§ **Objective**
Give the entries again exactly, every one of them.

++++

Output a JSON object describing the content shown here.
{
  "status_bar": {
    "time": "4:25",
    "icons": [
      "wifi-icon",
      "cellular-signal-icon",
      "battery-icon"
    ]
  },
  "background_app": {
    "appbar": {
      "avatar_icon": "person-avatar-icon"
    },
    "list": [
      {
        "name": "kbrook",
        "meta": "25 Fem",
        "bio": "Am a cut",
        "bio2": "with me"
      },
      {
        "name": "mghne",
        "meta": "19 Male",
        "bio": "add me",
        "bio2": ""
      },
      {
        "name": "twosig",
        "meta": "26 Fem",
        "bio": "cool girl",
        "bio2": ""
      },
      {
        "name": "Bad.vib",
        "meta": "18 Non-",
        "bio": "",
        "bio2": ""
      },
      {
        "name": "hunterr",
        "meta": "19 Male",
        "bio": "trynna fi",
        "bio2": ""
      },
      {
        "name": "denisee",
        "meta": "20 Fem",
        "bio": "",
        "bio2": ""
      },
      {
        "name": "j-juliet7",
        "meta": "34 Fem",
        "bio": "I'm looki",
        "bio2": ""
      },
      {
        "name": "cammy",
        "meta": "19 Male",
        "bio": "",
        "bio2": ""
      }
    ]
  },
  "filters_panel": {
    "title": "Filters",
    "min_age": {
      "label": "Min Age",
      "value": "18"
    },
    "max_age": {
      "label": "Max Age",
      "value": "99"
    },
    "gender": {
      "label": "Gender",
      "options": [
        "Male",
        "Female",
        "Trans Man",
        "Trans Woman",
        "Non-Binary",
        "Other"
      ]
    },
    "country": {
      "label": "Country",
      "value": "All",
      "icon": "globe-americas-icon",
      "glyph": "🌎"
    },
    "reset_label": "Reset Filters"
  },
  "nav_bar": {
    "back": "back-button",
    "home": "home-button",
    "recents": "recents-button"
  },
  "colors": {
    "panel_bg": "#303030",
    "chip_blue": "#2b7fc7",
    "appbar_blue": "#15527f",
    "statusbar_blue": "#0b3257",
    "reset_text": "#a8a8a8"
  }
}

++++

§ **Answer to the exercise**
Output a JSON object describing the content shown here.
{
  "status_bar": {
    "time": "4:25",
    "icons": [
      "wifi-icon",
      "cellular-signal-icon",
      "battery-icon"
    ]
  },
  "background_app": {
    "appbar": {
      "avatar_icon": "person-avatar-icon"
    },
    "list": [
      {
        "name": "kbrook",
        "meta": "25 Fem",
        "bio": "Am a cut",
        "bio2": "with me"
      },
      {
        "name": "mghne",
        "meta": "19 Male",
        "bio": "add me",
        "bio2": ""
      },
      {
        "name": "twosig",
        "meta": "26 Fem",
        "bio": "cool girl",
        "bio2": ""
      },
      {
        "name": "Bad.vib",
        "meta": "18 Non-",
        "bio": "",
        "bio2": ""
      },
      {
        "name": "hunterr",
        "meta": "19 Male",
        "bio": "trynna fi",
        "bio2": ""
      },
      {
        "name": "denisee",
        "meta": "20 Fem",
        "bio": "",
        "bio2": ""
      },
      {
        "name": "j-juliet7",
        "meta": "34 Fem",
        "bio": "I'm looki",
        "bio2": ""
      },
      {
        "name": "cammy",
        "meta": "19 Male",
        "bio": "",
        "bio2": ""
      }
    ]
  },
  "filters_panel": {
    "title": "Filters",
    "min_age": {
      "label": "Min Age",
      "value": "18"
    },
    "max_age": {
      "label": "Max Age",
      "value": "99"
    },
    "gender": {
      "label": "Gender",
      "options": [
        "Male",
        "Female",
        "Trans Man",
        "Trans Woman",
        "Non-Binary",
        "Other"
      ]
    },
    "country": {
      "label": "Country",
      "value": "All",
      "icon": "globe-americas-icon",
      "glyph": "🌎"
    },
    "reset_label": "Reset Filters"
  },
  "nav_bar": {
    "back": "back-button",
    "home": "home-button",
    "recents": "recents-button"
  },
  "colors": {
    "panel_bg": "#303030",
    "chip_blue": "#2b7fc7",
    "appbar_blue": "#15527f",
    "statusbar_blue": "#0b3257",
    "reset_text": "#a8a8a8"
  }
}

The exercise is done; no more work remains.